↓

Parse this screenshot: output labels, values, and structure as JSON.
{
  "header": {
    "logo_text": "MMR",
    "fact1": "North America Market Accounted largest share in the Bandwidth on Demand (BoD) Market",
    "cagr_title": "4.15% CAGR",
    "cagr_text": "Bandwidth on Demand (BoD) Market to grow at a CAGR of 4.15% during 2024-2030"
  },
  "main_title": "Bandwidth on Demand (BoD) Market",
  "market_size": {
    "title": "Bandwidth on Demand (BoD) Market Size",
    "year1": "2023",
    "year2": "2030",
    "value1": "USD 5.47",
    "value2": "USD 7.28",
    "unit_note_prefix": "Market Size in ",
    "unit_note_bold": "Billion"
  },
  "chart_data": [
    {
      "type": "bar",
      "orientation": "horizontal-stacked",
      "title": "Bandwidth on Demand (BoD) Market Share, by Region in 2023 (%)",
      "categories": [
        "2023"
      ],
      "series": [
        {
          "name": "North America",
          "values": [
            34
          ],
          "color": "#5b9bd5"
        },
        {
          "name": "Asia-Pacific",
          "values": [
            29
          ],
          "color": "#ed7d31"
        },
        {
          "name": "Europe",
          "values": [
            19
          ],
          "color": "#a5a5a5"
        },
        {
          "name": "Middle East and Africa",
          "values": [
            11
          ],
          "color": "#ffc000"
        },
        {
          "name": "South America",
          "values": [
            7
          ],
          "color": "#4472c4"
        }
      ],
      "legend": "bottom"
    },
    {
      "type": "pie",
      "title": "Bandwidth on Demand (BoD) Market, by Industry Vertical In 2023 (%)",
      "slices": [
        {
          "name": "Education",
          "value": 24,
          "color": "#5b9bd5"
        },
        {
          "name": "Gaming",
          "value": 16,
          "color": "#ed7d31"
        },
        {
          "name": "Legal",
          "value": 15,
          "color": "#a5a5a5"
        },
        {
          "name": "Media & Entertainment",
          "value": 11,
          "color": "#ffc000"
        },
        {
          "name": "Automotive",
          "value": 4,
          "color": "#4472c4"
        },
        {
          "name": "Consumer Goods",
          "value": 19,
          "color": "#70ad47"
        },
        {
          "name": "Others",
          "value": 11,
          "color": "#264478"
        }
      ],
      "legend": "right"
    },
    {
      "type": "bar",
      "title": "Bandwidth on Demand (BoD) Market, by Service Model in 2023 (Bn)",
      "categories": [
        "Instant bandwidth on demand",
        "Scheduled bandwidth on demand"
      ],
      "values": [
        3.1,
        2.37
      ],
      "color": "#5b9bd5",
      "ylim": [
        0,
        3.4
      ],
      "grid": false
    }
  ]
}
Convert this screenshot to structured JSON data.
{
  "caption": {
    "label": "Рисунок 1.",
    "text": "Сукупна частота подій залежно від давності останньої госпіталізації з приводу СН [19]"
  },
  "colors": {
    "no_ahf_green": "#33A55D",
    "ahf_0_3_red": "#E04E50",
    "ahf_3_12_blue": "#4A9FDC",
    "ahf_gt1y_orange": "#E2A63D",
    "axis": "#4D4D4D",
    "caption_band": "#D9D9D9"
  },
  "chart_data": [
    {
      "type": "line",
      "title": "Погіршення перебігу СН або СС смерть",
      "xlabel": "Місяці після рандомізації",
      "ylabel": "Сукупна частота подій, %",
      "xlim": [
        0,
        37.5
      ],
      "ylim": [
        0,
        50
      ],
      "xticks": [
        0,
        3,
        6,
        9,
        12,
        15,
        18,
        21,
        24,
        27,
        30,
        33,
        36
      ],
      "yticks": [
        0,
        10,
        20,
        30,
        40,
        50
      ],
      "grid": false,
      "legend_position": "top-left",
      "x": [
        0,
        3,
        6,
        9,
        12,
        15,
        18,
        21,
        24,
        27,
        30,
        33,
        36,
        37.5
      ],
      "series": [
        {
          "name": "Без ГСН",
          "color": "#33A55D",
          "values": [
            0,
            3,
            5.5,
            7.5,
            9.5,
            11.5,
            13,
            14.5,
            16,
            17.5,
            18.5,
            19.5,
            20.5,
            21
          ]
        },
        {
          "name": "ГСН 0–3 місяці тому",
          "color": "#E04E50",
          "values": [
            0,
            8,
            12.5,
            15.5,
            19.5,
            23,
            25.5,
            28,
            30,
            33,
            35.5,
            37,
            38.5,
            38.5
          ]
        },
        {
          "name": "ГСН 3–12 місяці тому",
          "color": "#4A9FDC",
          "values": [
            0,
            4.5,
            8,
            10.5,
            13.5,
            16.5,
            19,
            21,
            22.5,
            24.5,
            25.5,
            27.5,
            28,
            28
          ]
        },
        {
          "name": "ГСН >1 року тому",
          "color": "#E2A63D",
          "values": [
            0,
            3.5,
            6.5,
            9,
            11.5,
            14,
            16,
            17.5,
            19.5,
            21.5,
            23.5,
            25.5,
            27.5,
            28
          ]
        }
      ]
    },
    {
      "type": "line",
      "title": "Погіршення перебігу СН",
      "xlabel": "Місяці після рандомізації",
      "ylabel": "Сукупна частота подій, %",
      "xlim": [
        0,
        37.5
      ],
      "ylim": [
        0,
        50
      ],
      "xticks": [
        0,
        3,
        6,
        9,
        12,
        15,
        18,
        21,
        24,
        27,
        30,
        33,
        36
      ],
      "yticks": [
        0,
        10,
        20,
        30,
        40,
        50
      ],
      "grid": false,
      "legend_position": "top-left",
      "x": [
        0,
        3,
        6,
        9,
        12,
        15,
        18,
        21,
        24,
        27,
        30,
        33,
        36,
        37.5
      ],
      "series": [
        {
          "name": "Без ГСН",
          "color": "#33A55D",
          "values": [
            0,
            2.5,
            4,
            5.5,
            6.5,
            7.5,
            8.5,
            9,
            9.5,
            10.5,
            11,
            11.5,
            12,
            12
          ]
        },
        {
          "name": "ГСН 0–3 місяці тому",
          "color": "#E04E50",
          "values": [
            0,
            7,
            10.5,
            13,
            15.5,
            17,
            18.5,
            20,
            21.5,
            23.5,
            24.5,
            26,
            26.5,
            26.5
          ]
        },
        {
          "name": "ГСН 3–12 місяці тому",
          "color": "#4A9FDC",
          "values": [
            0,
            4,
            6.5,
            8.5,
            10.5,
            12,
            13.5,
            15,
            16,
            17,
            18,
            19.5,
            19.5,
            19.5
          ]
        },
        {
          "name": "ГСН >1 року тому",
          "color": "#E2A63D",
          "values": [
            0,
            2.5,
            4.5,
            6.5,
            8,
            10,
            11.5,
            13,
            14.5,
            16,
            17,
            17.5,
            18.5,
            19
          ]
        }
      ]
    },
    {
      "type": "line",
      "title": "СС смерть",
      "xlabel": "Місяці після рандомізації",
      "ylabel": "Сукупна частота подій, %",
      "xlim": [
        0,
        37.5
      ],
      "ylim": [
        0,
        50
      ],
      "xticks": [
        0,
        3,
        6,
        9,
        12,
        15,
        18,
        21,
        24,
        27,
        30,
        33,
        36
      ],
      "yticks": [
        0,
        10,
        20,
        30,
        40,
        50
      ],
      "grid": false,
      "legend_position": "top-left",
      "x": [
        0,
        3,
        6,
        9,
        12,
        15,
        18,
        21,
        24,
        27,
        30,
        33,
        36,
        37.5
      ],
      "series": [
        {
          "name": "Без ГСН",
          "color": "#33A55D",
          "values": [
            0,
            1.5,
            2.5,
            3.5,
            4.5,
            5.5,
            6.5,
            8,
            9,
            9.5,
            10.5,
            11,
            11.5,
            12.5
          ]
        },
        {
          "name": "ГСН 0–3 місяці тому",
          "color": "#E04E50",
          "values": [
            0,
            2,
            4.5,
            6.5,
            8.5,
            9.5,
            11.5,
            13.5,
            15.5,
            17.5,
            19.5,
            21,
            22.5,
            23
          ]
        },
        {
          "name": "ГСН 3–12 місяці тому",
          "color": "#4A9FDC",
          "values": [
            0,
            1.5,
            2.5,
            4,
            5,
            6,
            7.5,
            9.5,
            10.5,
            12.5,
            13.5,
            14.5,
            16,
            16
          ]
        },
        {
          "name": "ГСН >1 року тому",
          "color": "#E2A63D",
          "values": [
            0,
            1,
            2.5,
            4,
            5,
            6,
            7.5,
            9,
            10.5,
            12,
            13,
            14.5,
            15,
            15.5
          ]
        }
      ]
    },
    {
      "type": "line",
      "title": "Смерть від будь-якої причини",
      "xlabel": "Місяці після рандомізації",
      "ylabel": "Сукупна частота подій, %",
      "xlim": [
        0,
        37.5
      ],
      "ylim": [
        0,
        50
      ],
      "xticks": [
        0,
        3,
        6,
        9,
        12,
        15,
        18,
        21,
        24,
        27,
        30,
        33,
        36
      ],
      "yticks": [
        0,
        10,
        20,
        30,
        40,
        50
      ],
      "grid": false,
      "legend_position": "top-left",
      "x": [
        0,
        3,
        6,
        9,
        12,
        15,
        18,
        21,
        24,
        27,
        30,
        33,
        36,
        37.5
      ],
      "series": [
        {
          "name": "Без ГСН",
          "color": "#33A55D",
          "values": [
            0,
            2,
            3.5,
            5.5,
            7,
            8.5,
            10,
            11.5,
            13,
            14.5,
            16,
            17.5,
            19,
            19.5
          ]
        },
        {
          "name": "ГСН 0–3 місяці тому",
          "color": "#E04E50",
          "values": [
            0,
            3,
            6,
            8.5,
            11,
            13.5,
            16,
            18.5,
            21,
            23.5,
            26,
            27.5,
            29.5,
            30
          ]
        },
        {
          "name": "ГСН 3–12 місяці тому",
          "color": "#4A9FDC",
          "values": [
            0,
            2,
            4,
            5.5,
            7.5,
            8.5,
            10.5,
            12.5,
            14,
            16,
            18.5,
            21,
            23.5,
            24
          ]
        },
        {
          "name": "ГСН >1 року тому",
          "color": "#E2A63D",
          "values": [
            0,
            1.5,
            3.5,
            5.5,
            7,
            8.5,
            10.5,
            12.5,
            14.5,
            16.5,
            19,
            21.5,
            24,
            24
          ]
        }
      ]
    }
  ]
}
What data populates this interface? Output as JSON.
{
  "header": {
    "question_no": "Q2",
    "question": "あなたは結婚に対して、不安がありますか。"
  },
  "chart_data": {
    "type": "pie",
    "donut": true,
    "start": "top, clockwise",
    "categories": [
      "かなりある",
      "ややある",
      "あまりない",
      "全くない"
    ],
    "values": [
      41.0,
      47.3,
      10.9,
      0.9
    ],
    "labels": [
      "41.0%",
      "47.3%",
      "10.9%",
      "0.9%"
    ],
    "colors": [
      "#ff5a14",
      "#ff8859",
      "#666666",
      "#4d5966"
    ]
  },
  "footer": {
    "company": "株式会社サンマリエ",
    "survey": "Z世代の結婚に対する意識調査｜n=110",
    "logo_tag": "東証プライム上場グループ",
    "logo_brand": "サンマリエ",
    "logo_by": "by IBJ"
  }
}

↑

■ Set problem:
Give only the count of lines in which the string "CAGR" appears.

■ Response below:
2